Nocturnal Animals

Sounding the mountain butterflies. To sound is to seek to ascertain its depth, to emit audible tone, to learn about its position, to protect or to be save.  Sound as fathoming, resounding, uttering, being heard, conveying impressions, suggesting analogies.

Analog electronic instruments for visually impaired. Electronic circuit of  Noctural Animals, which is designed as a thorax of  butterfly or moth, is based on the first electronic musical instrument called theremin. It was invented by a Russian physicist Leon Sergeyevich Theremin in 1920s. This is an unique instrument, because it can be played without touching it and only with changing the distance of users’ hands from two electrodes – antennas or sliding with fingers over the copper lines.

With a wish to spread awarness about rapid decline of insects (so called windshield phenomen – 2.5% rate of annual loss over the last 25-30 years, especially butterflies, moth and bees), this is an upgraded design version of MOTHeremin with electronic circuits replicating patterns of the most endagered lepidopterans in Slovenia. Etched circuits on copper plates form a relief, therefore analog electronic instrument are a learning sonic tool for the blind and visually impared. Sliding through the copper lines, patterns users will get to know the most endagered butterflies and moths of Slovenia not just through touch, but also through sound. Beside that users will be able to learn the basics of electricity flow and electronic components.
◆ ◆ ◆ ◆ ◆ ◆ ◆
EXPLORE THE MATERIAL:
a: Check each statement against the Nocturnal Animals text and answer yes or no, quoting the words that decide it: (i) The theremin was invented in the 1920s by a Russian physicist. (ii) The instrument has to be touched to be played. (iii) The circuits replicate patterns of the most endangered lepidopterans in Slovenia.
b: According to the Nocturnal Animals text, what rate of annual insect loss is given, and over what period?
c: Pick up the Nocturnal Animals text after its final sentence and continue it.
You can set the records aside; they are not needed.

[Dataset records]
◆ ◆ ◆ ◆ ◆ ◆ ◆
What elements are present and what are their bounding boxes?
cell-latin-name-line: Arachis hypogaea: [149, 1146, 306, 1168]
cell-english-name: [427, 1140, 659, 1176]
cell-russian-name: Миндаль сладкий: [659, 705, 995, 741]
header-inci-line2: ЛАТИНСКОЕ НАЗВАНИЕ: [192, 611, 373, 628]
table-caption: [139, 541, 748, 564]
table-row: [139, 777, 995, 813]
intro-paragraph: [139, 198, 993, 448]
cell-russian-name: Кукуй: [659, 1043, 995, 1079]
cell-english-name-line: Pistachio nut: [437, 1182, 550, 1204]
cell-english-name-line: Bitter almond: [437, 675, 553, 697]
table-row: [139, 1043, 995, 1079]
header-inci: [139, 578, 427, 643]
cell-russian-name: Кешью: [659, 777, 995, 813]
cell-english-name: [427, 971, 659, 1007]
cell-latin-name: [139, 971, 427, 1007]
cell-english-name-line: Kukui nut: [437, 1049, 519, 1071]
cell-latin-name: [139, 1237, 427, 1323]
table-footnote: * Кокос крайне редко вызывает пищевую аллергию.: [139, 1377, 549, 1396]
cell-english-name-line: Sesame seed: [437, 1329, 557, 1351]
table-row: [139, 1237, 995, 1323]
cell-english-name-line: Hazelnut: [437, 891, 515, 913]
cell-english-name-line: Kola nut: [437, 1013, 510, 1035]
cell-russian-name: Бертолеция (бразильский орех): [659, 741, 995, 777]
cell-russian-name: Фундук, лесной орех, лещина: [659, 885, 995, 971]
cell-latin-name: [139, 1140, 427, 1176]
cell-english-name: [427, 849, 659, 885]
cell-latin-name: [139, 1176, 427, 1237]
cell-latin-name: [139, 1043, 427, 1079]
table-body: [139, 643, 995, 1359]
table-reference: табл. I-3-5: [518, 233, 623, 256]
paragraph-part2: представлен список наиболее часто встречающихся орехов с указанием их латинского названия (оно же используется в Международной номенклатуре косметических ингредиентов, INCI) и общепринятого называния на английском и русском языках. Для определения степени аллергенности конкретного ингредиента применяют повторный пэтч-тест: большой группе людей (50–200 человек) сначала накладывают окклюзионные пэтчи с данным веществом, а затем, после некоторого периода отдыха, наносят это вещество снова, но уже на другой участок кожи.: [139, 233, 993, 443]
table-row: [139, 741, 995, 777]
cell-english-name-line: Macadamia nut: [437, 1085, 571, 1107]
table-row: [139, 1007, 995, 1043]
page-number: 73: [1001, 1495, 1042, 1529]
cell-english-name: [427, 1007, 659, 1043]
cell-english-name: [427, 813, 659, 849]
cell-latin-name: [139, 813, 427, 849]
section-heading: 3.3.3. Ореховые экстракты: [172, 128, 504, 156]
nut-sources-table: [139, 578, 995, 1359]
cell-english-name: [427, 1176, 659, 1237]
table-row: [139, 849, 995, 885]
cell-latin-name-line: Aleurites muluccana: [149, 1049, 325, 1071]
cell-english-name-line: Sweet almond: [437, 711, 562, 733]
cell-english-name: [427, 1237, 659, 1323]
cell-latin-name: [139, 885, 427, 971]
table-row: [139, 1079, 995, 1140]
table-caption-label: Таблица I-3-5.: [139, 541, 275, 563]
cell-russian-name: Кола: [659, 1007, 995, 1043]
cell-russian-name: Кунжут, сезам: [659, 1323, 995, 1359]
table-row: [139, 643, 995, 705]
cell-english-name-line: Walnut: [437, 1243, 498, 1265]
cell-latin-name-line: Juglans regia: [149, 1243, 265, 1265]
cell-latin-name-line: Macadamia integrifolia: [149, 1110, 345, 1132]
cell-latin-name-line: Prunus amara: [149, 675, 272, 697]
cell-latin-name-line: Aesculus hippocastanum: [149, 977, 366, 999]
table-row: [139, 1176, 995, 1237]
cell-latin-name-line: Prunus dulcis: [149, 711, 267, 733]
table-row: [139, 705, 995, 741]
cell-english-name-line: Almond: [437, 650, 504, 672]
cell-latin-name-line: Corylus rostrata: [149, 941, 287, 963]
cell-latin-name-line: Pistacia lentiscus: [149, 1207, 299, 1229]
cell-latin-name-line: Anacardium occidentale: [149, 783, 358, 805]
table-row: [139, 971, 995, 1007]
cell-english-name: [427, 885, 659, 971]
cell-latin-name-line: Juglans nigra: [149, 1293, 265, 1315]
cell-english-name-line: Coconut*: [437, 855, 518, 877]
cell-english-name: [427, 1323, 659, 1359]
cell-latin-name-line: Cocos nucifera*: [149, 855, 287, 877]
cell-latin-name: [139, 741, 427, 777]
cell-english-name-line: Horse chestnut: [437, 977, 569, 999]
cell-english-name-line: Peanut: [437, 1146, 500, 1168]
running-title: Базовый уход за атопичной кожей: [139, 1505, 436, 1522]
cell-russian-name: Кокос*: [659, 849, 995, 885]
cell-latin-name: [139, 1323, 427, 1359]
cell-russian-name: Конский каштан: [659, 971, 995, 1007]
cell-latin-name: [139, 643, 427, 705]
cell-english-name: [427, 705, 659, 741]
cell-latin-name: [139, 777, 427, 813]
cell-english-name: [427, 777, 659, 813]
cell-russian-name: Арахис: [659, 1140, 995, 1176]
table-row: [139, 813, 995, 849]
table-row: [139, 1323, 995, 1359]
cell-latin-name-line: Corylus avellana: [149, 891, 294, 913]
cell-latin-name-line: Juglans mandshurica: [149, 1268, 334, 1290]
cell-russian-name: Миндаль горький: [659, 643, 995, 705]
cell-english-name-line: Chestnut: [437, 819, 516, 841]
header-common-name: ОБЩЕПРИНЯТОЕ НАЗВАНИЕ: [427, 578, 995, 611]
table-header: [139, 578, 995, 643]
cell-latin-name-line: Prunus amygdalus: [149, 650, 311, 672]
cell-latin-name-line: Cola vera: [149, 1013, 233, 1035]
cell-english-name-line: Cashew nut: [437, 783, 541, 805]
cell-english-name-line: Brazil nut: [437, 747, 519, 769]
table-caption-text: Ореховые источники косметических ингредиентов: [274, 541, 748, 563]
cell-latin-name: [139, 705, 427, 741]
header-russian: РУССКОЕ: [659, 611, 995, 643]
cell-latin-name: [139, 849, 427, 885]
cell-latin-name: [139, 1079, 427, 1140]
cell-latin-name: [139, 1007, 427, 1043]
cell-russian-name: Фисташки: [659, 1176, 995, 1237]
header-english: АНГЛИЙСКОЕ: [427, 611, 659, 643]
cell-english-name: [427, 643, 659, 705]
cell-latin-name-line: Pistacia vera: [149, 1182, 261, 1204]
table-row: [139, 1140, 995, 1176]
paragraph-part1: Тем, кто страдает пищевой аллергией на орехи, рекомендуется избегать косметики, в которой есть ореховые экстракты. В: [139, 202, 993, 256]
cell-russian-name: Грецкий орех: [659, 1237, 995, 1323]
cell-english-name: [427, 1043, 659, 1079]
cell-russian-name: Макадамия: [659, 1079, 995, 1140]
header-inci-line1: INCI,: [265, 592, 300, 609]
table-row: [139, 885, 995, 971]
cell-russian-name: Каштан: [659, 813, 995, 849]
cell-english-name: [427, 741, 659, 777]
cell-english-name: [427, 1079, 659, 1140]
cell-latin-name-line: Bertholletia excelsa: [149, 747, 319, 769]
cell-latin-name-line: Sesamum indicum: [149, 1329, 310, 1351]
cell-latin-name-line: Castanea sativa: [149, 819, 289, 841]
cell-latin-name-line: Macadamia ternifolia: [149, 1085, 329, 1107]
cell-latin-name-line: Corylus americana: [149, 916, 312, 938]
◆ ◆ ◆ ◆ ◆ ◆ ◆
ANSWERS BY TASK:
a:
(i) Yes: "It was invented by a Russian physicist Leon Sergeyevich Theremin in 1920s."
(ii) No: "it can be played without touching it"
(iii) Yes: "electronic circuits replicating patterns of the most endagered lepidopterans in Slovenia"

b: A 2.5% rate of annual loss over the last 25–30 years.

c:
Three analog electronic instruments resembling endangered lepidopterans were designed during PIFcamp DITOxication which is a 7-day hacker-base set in Slovenian nature, where art, technology and knowledge meet.

Mountain Apollo (lat. Parnassius apollo), inhabitates hills, flowery alpine meadows, pastures of the continental European mountains of high altitudes from 400 up to 2,300 metres. This species requires specific climatic conditions like cold winter, sunny summer, wide open spaces and a large surface of lawns. The presence of the host plant for the caterpillars is critical. It has a wingspan of approximately eighty millimetres. The female is a larger than the male. The Apollo butterfly shows a great deal of individual variation in the appearance, it is mostly white and decorated with five large black eyespots on the forewing and two bright red or orange eyespots on the hindwing. The wings are shiny, with slightly transparent edges,  caterpillars of this species are velvety black with orange-red spots along the sides. Mountain Apollo is listed on IUCN Red List of Threatened Species. One of the probable causes of extinction is the warming of the climate. Apollo is an atypical glacial invader and that with the warming of the climate in mountainous regions is causing the butterfly to not readily adapt to such an uncomfortable environment.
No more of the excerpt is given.